** Stated exercise **
Please edit every row from the one containing "hour-item: 12pm 81 [469,995,639,1235]" down to the one containing "precip-chance: 100% [403,1880,501,1922]", changing "sun-icon" to "clear-sky-icon" and leaving everything else the same. Return only those rows.

** Task material **
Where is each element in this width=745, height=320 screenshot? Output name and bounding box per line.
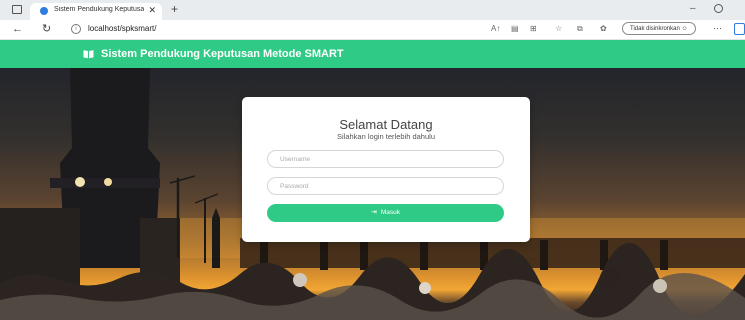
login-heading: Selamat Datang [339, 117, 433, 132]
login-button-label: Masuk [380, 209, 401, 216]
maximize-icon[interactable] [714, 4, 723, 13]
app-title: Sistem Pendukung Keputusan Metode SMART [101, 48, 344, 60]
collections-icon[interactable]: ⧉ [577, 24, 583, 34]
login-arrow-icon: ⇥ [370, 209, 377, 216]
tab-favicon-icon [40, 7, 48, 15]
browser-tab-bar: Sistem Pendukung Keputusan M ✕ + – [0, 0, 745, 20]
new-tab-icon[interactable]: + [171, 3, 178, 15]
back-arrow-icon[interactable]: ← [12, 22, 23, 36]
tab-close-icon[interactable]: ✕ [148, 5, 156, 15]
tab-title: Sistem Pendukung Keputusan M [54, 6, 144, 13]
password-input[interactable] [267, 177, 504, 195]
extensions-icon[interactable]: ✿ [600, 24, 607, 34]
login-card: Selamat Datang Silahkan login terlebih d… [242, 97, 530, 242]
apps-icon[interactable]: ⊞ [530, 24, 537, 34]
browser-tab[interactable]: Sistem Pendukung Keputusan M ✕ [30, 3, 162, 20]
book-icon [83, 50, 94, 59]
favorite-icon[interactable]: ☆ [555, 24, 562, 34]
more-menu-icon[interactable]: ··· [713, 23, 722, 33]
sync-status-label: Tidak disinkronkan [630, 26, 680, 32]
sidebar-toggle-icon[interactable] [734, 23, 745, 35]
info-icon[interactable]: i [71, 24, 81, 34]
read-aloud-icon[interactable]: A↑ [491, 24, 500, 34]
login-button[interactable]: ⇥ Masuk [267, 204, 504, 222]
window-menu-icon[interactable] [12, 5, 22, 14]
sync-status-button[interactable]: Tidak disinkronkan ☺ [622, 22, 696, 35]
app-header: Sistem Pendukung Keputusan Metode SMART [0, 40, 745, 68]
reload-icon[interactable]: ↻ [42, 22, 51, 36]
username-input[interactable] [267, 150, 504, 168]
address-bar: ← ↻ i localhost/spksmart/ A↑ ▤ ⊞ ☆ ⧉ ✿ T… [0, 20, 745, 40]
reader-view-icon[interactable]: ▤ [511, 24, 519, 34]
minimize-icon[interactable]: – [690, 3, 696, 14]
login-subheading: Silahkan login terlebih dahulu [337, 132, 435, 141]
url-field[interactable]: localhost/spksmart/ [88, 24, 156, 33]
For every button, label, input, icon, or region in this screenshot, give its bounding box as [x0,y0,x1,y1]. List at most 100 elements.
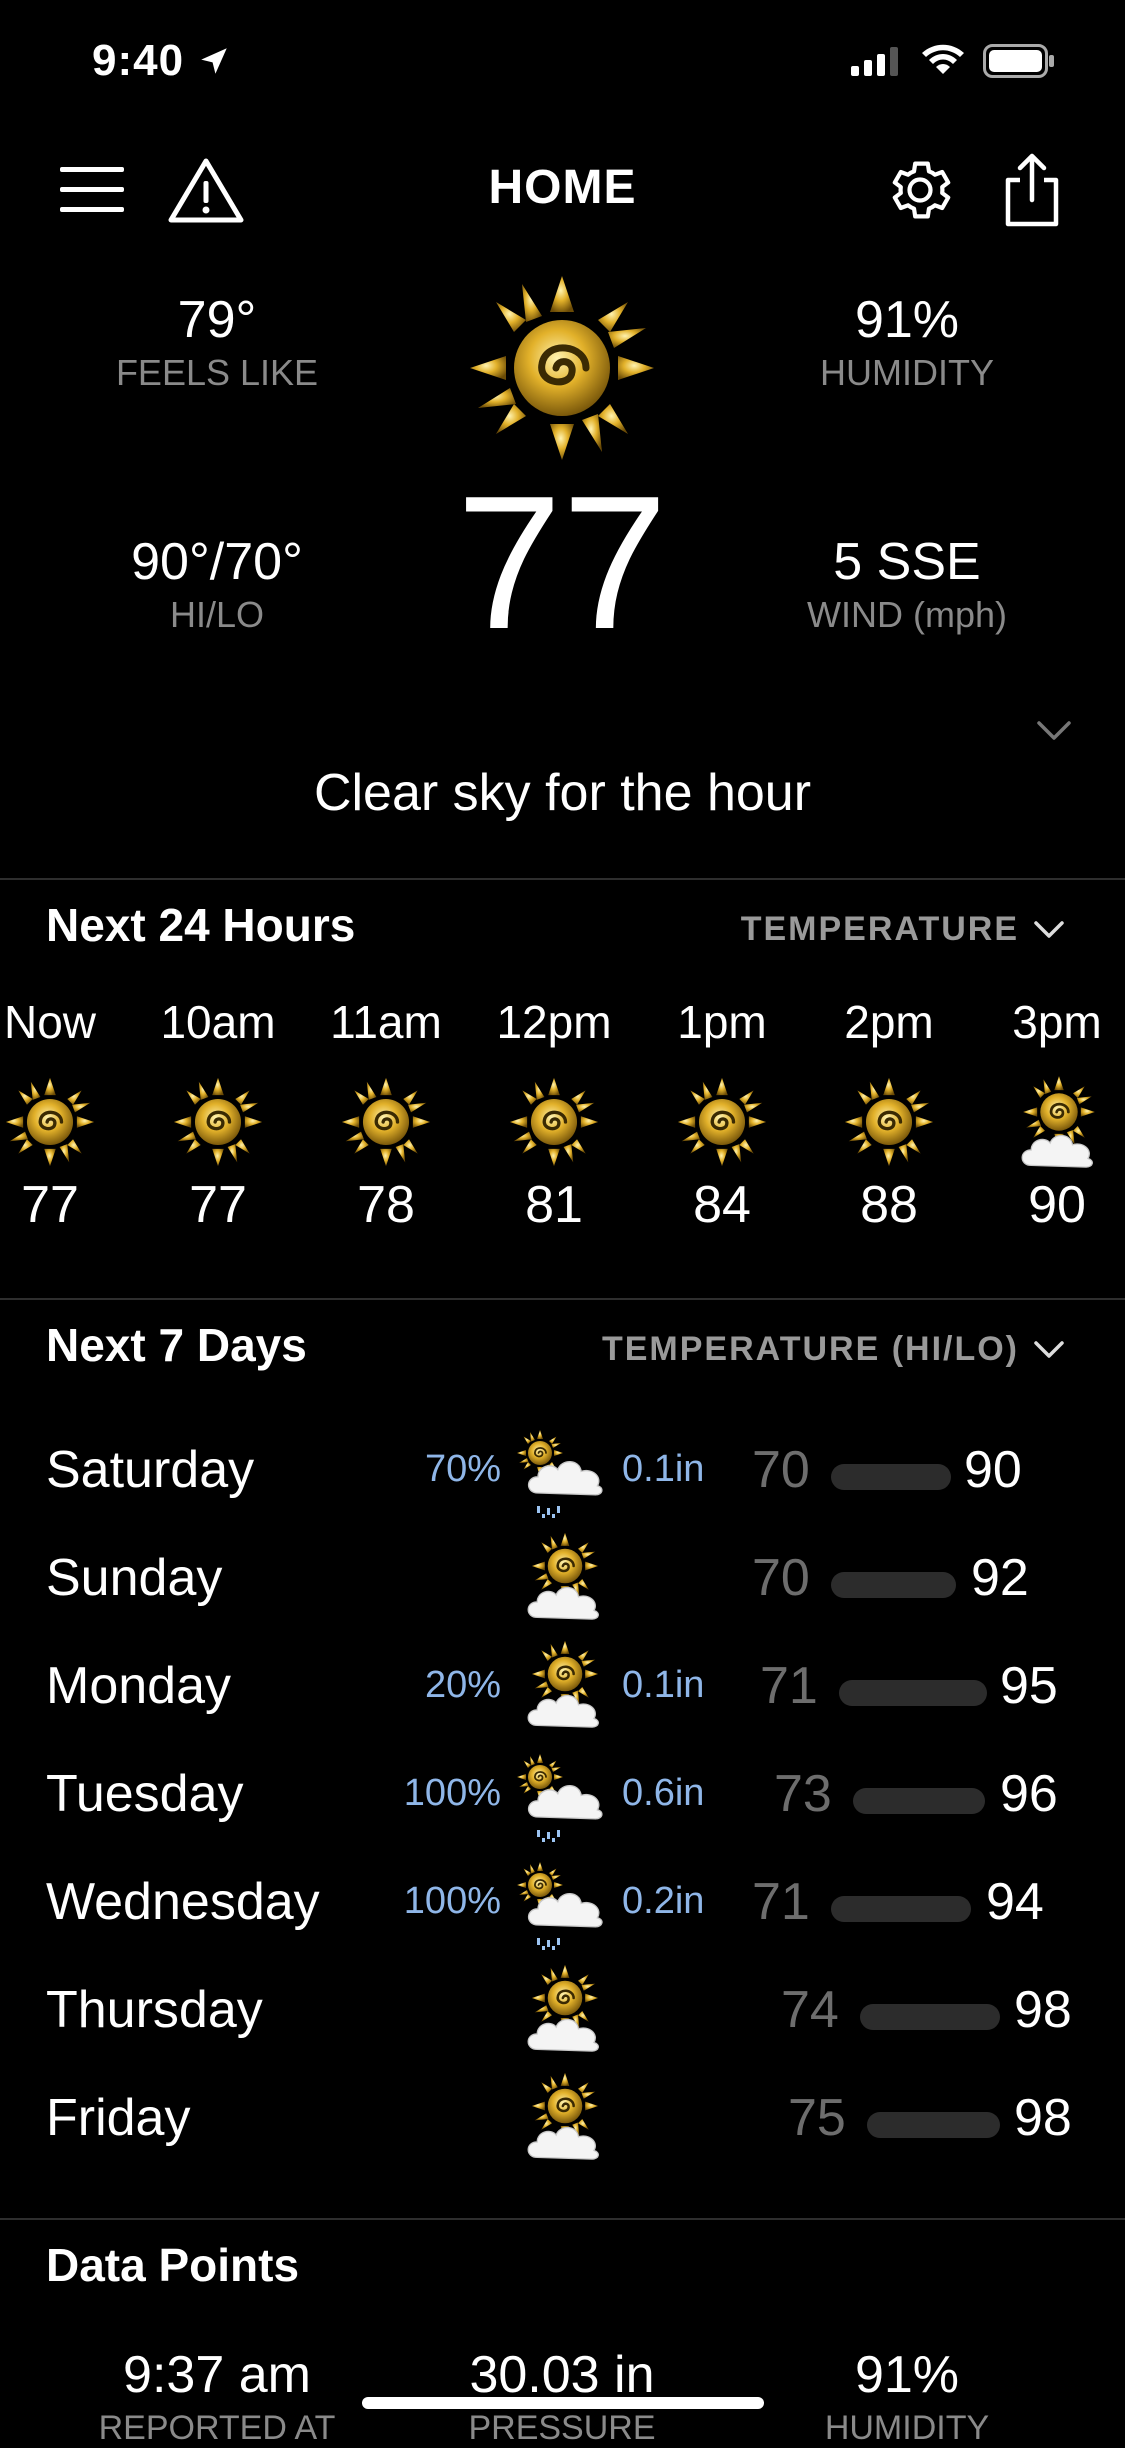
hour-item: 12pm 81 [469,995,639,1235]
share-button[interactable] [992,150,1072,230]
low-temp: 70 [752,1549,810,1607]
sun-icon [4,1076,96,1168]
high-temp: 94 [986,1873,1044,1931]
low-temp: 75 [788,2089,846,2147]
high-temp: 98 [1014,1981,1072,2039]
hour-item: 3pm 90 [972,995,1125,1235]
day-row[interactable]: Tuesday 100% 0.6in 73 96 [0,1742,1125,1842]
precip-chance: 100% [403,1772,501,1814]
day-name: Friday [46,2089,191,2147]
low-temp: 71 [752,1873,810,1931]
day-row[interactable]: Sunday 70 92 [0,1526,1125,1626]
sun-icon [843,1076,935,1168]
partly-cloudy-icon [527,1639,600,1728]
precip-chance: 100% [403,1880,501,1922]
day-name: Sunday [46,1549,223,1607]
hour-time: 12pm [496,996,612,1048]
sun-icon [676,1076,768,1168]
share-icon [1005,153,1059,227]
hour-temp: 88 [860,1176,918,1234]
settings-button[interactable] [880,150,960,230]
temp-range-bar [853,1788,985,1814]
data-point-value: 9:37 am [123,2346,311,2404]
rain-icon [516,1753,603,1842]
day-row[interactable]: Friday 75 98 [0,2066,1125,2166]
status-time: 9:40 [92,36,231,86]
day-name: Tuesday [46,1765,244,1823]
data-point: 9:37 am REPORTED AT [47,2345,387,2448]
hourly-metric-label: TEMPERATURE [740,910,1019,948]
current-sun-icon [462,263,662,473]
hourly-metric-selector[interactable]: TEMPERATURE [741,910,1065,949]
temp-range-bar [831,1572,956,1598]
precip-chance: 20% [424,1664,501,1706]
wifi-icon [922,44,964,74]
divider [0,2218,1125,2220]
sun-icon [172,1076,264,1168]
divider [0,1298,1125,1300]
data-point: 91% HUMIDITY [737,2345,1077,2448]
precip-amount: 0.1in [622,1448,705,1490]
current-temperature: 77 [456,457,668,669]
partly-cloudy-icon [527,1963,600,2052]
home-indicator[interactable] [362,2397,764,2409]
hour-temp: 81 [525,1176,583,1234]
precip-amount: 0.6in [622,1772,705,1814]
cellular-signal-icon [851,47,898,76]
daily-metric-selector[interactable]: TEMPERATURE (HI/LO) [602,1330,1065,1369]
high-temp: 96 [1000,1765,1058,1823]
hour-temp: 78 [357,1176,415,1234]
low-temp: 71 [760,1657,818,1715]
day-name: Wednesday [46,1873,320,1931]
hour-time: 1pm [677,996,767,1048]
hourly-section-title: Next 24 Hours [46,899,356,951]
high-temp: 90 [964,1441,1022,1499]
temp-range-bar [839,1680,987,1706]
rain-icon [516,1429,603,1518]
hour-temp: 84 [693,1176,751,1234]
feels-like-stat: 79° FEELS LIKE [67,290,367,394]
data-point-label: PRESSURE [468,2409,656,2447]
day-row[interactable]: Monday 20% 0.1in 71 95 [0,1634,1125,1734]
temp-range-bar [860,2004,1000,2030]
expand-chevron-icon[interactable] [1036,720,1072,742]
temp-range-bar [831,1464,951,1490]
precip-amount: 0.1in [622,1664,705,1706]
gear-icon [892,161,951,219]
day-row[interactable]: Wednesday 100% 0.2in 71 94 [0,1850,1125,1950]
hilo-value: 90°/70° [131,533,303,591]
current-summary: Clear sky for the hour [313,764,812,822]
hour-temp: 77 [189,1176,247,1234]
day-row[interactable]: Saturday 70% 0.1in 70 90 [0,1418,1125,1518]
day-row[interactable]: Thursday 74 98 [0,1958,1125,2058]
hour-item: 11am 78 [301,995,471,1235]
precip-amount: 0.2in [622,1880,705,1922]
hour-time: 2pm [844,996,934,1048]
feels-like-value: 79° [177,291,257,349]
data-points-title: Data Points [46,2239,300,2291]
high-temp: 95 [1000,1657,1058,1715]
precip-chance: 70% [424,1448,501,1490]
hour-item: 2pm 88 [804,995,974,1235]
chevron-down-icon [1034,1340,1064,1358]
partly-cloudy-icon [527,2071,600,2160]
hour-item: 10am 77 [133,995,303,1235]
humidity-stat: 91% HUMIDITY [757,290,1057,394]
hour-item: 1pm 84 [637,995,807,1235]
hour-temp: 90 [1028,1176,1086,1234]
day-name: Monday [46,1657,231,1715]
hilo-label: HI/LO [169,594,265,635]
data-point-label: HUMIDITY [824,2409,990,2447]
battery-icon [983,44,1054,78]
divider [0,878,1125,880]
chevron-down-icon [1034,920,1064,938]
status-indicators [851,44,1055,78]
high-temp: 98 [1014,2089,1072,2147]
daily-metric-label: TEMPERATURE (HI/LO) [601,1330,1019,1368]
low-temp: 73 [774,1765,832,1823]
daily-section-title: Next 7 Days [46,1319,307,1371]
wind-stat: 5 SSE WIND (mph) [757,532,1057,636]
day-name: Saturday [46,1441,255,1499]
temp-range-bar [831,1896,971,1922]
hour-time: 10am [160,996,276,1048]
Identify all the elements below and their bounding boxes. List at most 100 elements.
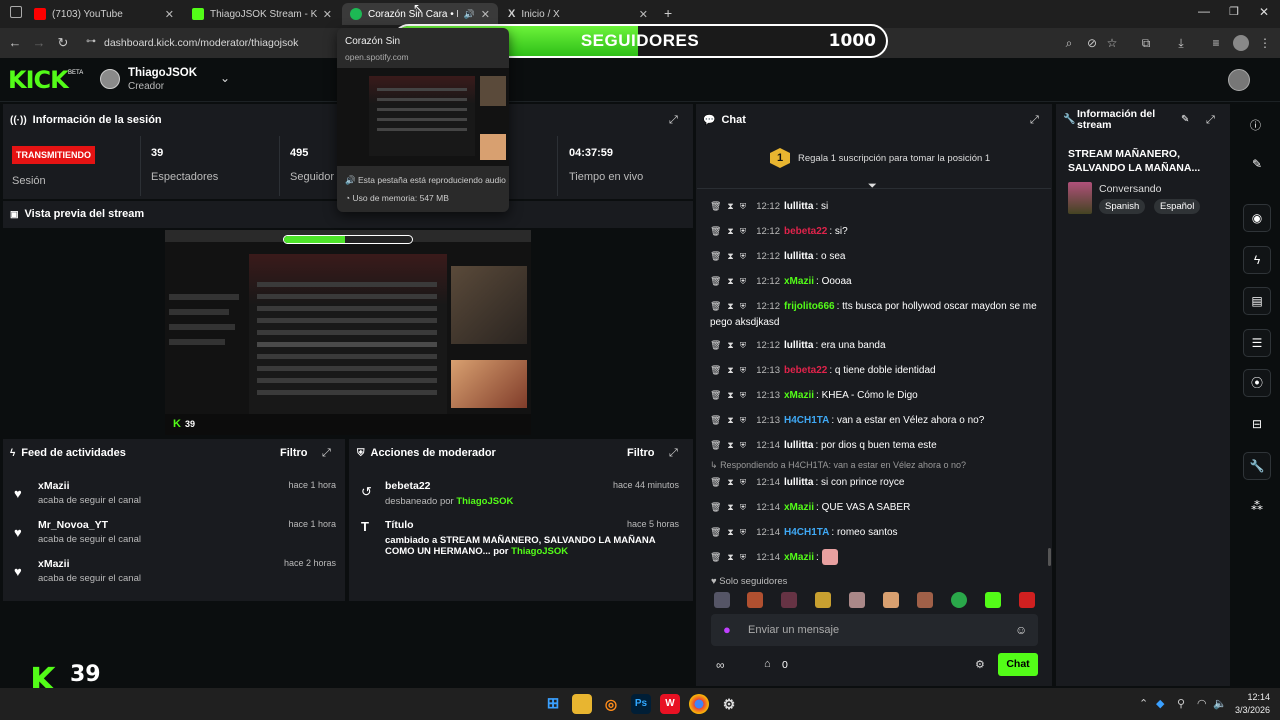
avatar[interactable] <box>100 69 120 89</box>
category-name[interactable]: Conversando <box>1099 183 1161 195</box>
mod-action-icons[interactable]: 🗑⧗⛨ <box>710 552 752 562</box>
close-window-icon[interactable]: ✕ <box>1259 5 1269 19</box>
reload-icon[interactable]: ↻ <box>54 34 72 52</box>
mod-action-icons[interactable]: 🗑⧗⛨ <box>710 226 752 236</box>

** Exercise result **
hour-item: 12pm 81 [469,995,639,1235]
share-button[interactable] [992,150,1072,230]
low-temp: 70 [752,1549,810,1607]
clear-sky-icon [4,1076,96,1168]
high-temp: 94 [986,1873,1044,1931]
low-temp: 75 [788,2089,846,2147]
high-temp: 98 [1014,1981,1072,2039]
hour-item: 3pm 90 [972,995,1125,1235]
day-row[interactable]: Tuesday 100% 0.6in 73 96 [0,1742,1125,1842]
precip-chance: 100% [403,1772,501,1814]
day-name: Friday [46,2089,191,2147]
low-temp: 71 [752,1873,810,1931]
day-row[interactable]: Sunday 70 92 [0,1526,1125,1626]
clear-sky-icon [843,1076,935,1168]
partly-cloudy-icon [527,1639,600,1728]
precip-chance: 100% [403,1880,501,1922]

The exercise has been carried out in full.